◆ **TASK TO COMPLETE**: Repeat every line below exactly, word for word.

◆ **DATA LINES**:
------------------------------

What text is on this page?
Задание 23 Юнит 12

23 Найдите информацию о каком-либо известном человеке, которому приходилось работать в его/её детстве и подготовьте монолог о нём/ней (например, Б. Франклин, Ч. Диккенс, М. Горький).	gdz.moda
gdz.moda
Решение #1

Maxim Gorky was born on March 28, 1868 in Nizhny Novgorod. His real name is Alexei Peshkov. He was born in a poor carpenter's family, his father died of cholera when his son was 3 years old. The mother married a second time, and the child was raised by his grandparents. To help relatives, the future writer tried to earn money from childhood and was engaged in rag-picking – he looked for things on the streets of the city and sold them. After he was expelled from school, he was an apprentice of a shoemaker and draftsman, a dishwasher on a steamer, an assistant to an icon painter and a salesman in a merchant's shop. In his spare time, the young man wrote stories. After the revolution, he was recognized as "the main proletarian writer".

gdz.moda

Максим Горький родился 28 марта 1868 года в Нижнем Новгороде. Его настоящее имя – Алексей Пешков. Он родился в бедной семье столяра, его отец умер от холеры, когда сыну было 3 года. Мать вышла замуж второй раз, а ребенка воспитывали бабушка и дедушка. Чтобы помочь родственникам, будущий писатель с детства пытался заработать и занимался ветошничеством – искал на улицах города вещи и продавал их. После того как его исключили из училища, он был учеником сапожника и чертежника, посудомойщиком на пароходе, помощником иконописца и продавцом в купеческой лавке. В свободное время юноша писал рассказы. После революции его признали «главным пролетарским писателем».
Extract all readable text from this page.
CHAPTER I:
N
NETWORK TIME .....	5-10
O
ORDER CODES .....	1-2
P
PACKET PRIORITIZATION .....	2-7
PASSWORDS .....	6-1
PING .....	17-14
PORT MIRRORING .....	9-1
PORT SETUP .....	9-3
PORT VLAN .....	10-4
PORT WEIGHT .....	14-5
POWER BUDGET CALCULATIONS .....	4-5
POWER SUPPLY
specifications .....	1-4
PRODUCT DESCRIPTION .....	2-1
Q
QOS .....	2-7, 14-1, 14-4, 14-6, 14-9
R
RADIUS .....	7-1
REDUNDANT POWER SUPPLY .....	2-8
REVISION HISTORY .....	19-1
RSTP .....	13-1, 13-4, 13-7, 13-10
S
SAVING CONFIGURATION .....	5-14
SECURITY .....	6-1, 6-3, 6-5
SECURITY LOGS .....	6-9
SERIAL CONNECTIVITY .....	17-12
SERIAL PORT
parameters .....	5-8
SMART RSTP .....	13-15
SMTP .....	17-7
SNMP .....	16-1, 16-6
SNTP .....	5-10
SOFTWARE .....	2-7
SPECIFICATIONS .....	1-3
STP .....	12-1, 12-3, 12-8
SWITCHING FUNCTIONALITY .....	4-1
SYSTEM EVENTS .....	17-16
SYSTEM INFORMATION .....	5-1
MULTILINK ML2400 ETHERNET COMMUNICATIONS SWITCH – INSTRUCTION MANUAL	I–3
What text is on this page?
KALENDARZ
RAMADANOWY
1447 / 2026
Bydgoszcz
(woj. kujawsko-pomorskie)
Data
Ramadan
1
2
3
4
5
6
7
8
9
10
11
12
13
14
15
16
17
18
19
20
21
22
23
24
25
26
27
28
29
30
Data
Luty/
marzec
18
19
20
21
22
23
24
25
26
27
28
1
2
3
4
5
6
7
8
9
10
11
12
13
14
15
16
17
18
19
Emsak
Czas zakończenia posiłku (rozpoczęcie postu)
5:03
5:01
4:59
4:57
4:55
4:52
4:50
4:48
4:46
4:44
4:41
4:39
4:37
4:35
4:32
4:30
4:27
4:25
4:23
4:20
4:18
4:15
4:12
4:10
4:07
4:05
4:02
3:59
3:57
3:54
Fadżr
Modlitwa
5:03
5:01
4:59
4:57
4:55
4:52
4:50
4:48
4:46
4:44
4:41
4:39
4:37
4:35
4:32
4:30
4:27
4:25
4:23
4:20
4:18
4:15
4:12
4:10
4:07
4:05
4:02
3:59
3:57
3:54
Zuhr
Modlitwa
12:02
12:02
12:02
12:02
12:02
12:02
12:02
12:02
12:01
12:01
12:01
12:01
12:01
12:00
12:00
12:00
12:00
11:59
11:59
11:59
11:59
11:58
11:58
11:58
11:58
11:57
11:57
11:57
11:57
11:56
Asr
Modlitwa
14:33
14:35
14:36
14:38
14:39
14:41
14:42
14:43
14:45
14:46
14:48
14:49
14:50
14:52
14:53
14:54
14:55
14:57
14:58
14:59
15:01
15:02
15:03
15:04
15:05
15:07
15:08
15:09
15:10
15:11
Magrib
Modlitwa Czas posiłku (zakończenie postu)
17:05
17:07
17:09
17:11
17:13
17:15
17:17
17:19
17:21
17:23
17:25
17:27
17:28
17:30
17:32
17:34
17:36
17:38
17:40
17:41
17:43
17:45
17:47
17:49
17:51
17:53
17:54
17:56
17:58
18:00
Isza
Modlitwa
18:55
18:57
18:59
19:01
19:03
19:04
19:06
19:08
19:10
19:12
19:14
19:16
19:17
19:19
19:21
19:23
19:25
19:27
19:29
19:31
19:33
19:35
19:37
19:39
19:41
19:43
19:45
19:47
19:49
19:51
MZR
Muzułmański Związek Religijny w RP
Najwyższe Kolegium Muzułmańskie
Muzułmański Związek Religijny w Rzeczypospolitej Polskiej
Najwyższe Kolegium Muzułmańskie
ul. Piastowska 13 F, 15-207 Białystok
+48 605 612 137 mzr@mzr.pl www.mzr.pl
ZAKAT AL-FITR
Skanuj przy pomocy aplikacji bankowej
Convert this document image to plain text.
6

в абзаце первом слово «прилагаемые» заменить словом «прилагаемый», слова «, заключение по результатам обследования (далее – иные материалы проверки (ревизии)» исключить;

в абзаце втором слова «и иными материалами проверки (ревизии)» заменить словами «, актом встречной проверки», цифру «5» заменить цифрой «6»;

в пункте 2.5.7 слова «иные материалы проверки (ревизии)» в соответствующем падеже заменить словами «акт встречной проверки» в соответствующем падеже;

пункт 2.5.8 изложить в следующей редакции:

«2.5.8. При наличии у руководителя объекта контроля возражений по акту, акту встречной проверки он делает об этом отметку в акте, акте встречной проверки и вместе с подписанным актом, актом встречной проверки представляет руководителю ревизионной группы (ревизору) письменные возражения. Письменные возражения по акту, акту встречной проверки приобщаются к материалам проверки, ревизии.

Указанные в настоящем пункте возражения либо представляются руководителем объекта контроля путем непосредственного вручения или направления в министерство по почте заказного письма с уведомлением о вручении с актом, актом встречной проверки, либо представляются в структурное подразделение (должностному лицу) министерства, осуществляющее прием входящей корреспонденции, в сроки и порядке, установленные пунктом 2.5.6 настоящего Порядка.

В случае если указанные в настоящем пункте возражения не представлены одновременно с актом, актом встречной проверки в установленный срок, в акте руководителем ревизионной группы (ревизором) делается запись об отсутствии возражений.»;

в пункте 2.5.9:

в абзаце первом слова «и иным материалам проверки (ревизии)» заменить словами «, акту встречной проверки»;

------------------------------

◆ **TASK SOLUTION**:
What text is on this page?
Задание 23 Юнит 12

23 Найдите информацию о каком-либо известном человеке, которому приходилось работать в его/её детстве и подготовьте монолог о нём/ней (например, Б. Франклин, Ч. Диккенс, М. Горький).	gdz.moda
gdz.moda
Решение #1

Maxim Gorky was born on March 28, 1868 in Nizhny Novgorod. His real name is Alexei Peshkov. He was born in a poor carpenter's family, his father died of cholera when his son was 3 years old. The mother married a second time, and the child was raised by his grandparents. To help relatives, the future writer tried to earn money from childhood and was engaged in rag-picking – he looked for things on the streets of the city and sold them. After he was expelled from school, he was an apprentice of a shoemaker and draftsman, a dishwasher on a steamer, an assistant to an icon painter and a salesman in a merchant's shop. In his spare time, the young man wrote stories. After the revolution, he was recognized as "the main proletarian writer".

gdz.moda

Максим Горький родился 28 марта 1868 года в Нижнем Новгороде. Его настоящее имя – Алексей Пешков. Он родился в бедной семье столяра, его отец умер от холеры, когда сыну было 3 года. Мать вышла замуж второй раз, а ребенка воспитывали бабушка и дедушка. Чтобы помочь родственникам, будущий писатель с детства пытался заработать и занимался ветошничеством – искал на улицах города вещи и продавал их. После того как его исключили из училища, он был учеником сапожника и чертежника, посудомойщиком на пароходе, помощником иконописца и продавцом в купеческой лавке. В свободное время юноша писал рассказы. После революции его признали «главным пролетарским писателем».
Extract all readable text from this page.
CHAPTER I:
N
NETWORK TIME .....	5-10
O
ORDER CODES .....	1-2
P
PACKET PRIORITIZATION .....	2-7
PASSWORDS .....	6-1
PING .....	17-14
PORT MIRRORING .....	9-1
PORT SETUP .....	9-3
PORT VLAN .....	10-4
PORT WEIGHT .....	14-5
POWER BUDGET CALCULATIONS .....	4-5
POWER SUPPLY
specifications .....	1-4
PRODUCT DESCRIPTION .....	2-1
Q
QOS .....	2-7, 14-1, 14-4, 14-6, 14-9
R
RADIUS .....	7-1
REDUNDANT POWER SUPPLY .....	2-8
REVISION HISTORY .....	19-1
RSTP .....	13-1, 13-4, 13-7, 13-10
S
SAVING CONFIGURATION .....	5-14
SECURITY .....	6-1, 6-3, 6-5
SECURITY LOGS .....	6-9
SERIAL CONNECTIVITY .....	17-12
SERIAL PORT
parameters .....	5-8
SMART RSTP .....	13-15
SMTP .....	17-7
SNMP .....	16-1, 16-6
SNTP .....	5-10
SOFTWARE .....	2-7
SPECIFICATIONS .....	1-3
STP .....	12-1, 12-3, 12-8
SWITCHING FUNCTIONALITY .....	4-1
SYSTEM EVENTS .....	17-16
SYSTEM INFORMATION .....	5-1
MULTILINK ML2400 ETHERNET COMMUNICATIONS SWITCH – INSTRUCTION MANUAL	I–3
What text is on this page?
KALENDARZ
RAMADANOWY
1447 / 2026
Bydgoszcz
(woj. kujawsko-pomorskie)
Data
Ramadan
1
2
3
4
5
6
7
8
9
10
11
12
13
14
15
16
17
18
19
20
21
22
23
24
25
26
27
28
29
30
Data
Luty/
marzec
18
19
20
21
22
23
24
25
26
27
28
1
2
3
4
5
6
7
8
9
10
11
12
13
14
15
16
17
18
19
Emsak
Czas zakończenia posiłku (rozpoczęcie postu)
5:03
5:01
4:59
4:57
4:55
4:52
4:50
4:48
4:46
4:44
4:41
4:39
4:37
4:35
4:32
4:30
4:27
4:25
4:23
4:20
4:18
4:15
4:12
4:10
4:07
4:05
4:02
3:59
3:57
3:54
Fadżr
Modlitwa
5:03
5:01
4:59
4:57
4:55
4:52
4:50
4:48
4:46
4:44
4:41
4:39
4:37
4:35
4:32
4:30
4:27
4:25
4:23
4:20
4:18
4:15
4:12
4:10
4:07
4:05
4:02
3:59
3:57
3:54
Zuhr
Modlitwa
12:02
12:02
12:02
12:02
12:02
12:02
12:02
12:02
12:01
12:01
12:01
12:01
12:01
12:00
12:00
12:00
12:00
11:59
11:59
11:59
11:59
11:58
11:58
11:58
11:58
11:57
11:57
11:57
11:57
11:56
Asr
Modlitwa
14:33
14:35
14:36
14:38
14:39
14:41
14:42
14:43
14:45
14:46
14:48
14:49
14:50
14:52
14:53
14:54
14:55
14:57
14:58
14:59
15:01
15:02
15:03
15:04
15:05
15:07
15:08
15:09
15:10
15:11
Magrib
Modlitwa Czas posiłku (zakończenie postu)
17:05
17:07
17:09
17:11
17:13
17:15
17:17
17:19
17:21
17:23
17:25
17:27
17:28
17:30
17:32
17:34
17:36
17:38
17:40
17:41
17:43
17:45
17:47
17:49
17:51
17:53
17:54
17:56
17:58
18:00
Isza
Modlitwa
18:55
18:57
18:59
19:01
19:03
19:04
19:06
19:08
19:10
19:12
19:14
19:16
19:17
19:19
19:21
19:23
19:25
19:27
19:29
19:31
19:33
19:35
19:37
19:39
19:41
19:43
19:45
19:47
19:49
19:51
MZR
Muzułmański Związek Religijny w RP
Najwyższe Kolegium Muzułmańskie
Muzułmański Związek Religijny w Rzeczypospolitej Polskiej
Najwyższe Kolegium Muzułmańskie
ul. Piastowska 13 F, 15-207 Białystok
+48 605 612 137 mzr@mzr.pl www.mzr.pl
ZAKAT AL-FITR
Skanuj przy pomocy aplikacji bankowej
Convert this document image to plain text.
6

в абзаце первом слово «прилагаемые» заменить словом «прилагаемый», слова «, заключение по результатам обследования (далее – иные материалы проверки (ревизии)» исключить;

в абзаце втором слова «и иными материалами проверки (ревизии)» заменить словами «, актом встречной проверки», цифру «5» заменить цифрой «6»;

в пункте 2.5.7 слова «иные материалы проверки (ревизии)» в соответствующем падеже заменить словами «акт встречной проверки» в соответствующем падеже;

пункт 2.5.8 изложить в следующей редакции:

«2.5.8. При наличии у руководителя объекта контроля возражений по акту, акту встречной проверки он делает об этом отметку в акте, акте встречной проверки и вместе с подписанным актом, актом встречной проверки представляет руководителю ревизионной группы (ревизору) письменные возражения. Письменные возражения по акту, акту встречной проверки приобщаются к материалам проверки, ревизии.

Указанные в настоящем пункте возражения либо представляются руководителем объекта контроля путем непосредственного вручения или направления в министерство по почте заказного письма с уведомлением о вручении с актом, актом встречной проверки, либо представляются в структурное подразделение (должностному лицу) министерства, осуществляющее прием входящей корреспонденции, в сроки и порядке, установленные пунктом 2.5.6 настоящего Порядка.

В случае если указанные в настоящем пункте возражения не представлены одновременно с актом, актом встречной проверки в установленный срок, в акте руководителем ревизионной группы (ревизором) делается запись об отсутствии возражений.»;

в пункте 2.5.9:

в абзаце первом слова «и иным материалам проверки (ревизии)» заменить словами «, акту встречной проверки»;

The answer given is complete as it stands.